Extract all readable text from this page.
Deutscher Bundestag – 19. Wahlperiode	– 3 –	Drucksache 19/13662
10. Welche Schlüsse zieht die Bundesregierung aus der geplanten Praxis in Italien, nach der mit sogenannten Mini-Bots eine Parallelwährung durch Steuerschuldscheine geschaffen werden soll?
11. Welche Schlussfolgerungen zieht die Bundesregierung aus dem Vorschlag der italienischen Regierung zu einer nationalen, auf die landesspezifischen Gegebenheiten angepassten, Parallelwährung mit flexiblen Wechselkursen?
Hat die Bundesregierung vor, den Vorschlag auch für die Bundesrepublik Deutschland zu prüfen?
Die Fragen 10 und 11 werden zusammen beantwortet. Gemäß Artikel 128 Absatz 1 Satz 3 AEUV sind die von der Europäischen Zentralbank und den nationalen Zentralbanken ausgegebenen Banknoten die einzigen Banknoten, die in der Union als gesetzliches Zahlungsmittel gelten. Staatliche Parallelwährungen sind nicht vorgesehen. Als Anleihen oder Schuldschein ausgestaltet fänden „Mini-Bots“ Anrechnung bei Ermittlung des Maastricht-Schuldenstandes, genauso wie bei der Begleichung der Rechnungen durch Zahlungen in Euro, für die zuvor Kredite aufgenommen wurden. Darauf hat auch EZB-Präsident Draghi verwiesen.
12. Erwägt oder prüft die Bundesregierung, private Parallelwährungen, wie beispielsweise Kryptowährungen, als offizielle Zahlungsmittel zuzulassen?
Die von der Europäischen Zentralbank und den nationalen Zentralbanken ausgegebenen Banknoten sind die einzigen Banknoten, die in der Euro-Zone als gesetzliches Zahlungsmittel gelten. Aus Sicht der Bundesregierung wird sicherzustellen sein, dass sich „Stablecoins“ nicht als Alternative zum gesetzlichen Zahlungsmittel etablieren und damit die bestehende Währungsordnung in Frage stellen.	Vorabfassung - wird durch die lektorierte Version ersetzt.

• • • • • • •

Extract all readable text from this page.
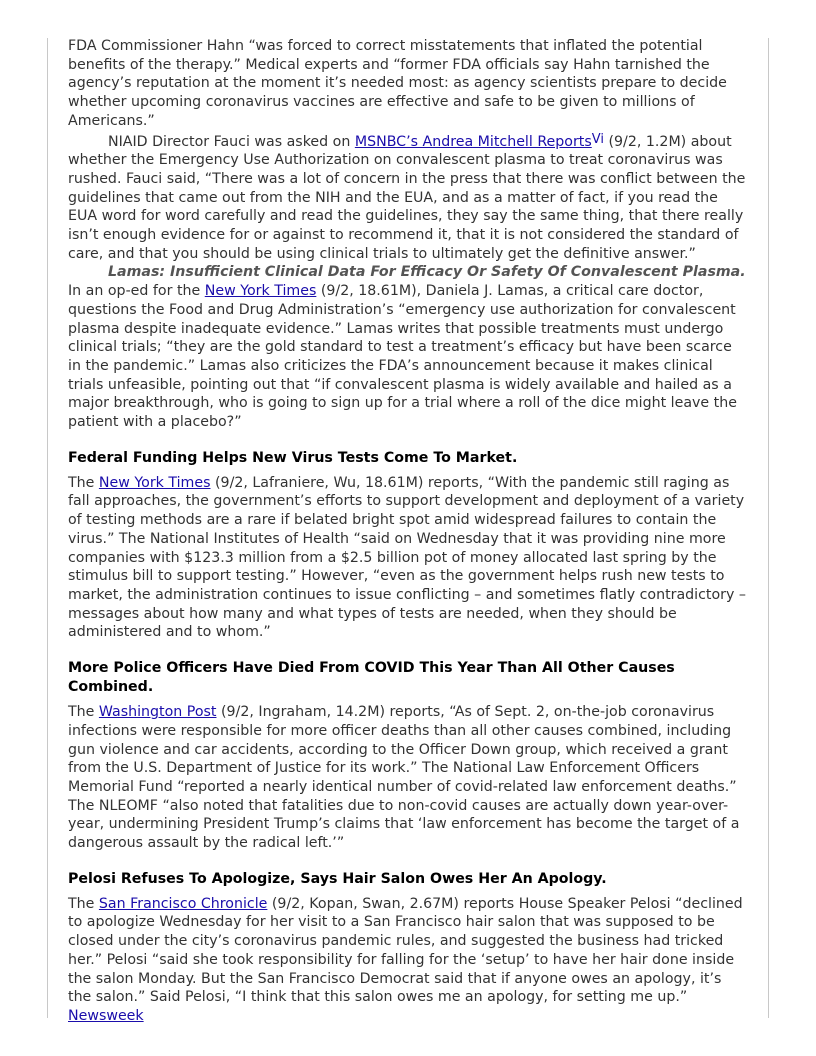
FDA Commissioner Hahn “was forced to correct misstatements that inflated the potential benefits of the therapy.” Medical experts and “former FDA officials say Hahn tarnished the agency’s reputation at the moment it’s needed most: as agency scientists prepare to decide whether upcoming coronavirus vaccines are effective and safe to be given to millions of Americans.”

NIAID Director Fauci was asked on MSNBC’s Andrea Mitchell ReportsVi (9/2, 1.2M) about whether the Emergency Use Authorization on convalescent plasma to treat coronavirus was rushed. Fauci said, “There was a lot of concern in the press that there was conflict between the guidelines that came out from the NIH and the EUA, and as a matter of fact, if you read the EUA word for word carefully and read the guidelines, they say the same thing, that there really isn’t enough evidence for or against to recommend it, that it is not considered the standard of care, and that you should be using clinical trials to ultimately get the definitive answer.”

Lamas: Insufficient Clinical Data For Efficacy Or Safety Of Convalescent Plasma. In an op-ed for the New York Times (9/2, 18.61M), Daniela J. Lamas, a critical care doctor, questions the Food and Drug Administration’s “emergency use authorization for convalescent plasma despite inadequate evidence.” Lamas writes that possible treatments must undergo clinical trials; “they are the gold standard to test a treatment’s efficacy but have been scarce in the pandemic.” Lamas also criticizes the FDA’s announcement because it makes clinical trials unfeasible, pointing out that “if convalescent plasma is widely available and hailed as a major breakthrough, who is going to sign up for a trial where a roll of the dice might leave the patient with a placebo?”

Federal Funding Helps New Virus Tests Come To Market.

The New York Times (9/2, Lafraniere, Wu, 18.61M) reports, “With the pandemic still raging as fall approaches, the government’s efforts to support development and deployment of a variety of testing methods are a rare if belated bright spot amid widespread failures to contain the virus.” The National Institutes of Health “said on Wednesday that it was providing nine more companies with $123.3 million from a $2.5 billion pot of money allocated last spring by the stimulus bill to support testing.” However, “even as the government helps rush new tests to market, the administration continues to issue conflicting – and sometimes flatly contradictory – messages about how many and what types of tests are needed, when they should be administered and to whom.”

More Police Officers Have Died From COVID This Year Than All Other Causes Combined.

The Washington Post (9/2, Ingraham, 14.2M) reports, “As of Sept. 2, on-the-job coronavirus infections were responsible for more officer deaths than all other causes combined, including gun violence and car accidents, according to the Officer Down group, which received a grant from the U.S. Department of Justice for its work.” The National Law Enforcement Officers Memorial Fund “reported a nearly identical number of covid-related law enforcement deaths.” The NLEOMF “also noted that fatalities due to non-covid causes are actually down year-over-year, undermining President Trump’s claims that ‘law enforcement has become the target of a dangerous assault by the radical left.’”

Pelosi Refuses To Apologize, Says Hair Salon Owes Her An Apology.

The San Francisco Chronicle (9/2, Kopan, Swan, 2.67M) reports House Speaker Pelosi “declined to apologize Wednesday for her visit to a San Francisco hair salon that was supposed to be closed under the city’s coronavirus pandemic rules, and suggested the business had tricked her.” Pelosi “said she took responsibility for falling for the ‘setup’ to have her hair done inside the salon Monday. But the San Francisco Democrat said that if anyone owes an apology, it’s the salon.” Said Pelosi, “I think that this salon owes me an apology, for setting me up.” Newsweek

• • • • • • •

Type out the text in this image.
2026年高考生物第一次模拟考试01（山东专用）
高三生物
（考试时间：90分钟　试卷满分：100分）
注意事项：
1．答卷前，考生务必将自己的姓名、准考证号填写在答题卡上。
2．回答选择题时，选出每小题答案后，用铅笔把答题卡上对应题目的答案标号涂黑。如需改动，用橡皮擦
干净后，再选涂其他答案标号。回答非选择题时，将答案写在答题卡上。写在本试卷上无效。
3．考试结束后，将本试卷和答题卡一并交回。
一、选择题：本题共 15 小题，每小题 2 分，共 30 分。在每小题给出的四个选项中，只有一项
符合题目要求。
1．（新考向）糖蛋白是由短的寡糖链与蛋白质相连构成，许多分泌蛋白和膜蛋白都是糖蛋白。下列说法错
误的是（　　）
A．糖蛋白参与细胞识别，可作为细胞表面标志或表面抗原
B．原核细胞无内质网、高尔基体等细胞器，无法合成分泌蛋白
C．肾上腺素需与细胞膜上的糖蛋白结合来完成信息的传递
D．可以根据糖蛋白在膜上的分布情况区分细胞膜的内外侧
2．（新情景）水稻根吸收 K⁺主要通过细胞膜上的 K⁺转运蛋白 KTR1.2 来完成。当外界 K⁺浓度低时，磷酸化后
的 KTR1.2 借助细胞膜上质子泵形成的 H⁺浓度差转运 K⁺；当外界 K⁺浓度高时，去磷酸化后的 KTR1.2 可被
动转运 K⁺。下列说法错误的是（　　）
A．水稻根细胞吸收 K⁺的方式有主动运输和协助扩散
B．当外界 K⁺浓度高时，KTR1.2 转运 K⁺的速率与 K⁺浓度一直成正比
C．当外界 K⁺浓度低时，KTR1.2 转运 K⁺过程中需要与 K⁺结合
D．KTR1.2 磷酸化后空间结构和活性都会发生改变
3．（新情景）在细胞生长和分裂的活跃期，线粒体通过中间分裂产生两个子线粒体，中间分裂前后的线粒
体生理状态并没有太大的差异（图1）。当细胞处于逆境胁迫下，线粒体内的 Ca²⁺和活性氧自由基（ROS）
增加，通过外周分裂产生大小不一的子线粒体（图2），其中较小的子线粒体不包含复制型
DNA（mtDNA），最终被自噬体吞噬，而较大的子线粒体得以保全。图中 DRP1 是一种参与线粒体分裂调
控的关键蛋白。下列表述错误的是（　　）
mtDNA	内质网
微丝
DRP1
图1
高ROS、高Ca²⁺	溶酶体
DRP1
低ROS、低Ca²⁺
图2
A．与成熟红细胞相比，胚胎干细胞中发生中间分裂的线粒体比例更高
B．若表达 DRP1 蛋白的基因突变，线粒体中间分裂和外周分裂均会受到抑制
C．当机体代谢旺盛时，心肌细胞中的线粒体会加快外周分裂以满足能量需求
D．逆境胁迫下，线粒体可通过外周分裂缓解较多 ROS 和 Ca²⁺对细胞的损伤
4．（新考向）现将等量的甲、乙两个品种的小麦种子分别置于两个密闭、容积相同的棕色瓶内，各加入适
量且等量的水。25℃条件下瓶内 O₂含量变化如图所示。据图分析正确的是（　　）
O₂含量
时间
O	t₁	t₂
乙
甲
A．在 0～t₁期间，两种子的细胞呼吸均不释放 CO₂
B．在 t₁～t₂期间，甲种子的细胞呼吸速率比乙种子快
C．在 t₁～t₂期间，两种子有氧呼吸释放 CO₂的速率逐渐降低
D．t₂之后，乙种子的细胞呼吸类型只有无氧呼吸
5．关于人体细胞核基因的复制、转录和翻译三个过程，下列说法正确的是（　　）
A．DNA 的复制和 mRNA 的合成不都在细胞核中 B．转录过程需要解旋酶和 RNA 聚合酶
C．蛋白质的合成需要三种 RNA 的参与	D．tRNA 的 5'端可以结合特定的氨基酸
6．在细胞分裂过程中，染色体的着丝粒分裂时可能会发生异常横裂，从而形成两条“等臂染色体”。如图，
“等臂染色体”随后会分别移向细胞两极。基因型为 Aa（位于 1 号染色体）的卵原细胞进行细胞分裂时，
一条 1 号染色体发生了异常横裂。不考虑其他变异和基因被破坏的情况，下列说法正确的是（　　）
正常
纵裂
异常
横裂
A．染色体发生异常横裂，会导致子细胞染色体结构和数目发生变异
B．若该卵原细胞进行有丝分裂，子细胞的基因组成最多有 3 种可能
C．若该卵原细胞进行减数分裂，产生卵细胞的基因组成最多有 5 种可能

• • • • • • •

◆ Work task
Whichever lines of the material hold the word "Welche", find and copy them.

◆ Answer section
10. Welche Schlüsse zieht die Bundesregierung aus der geplanten Praxis in Italien, nach der mit sogenannten Mini-Bots eine Parallelwährung durch Steuerschuldscheine geschaffen werden soll?
11. Welche Schlussfolgerungen zieht die Bundesregierung aus dem Vorschlag der italienischen Regierung zu einer nationalen, auf die landesspezifischen Gegebenheiten angepassten, Parallelwährung mit flexiblen Wechselkursen?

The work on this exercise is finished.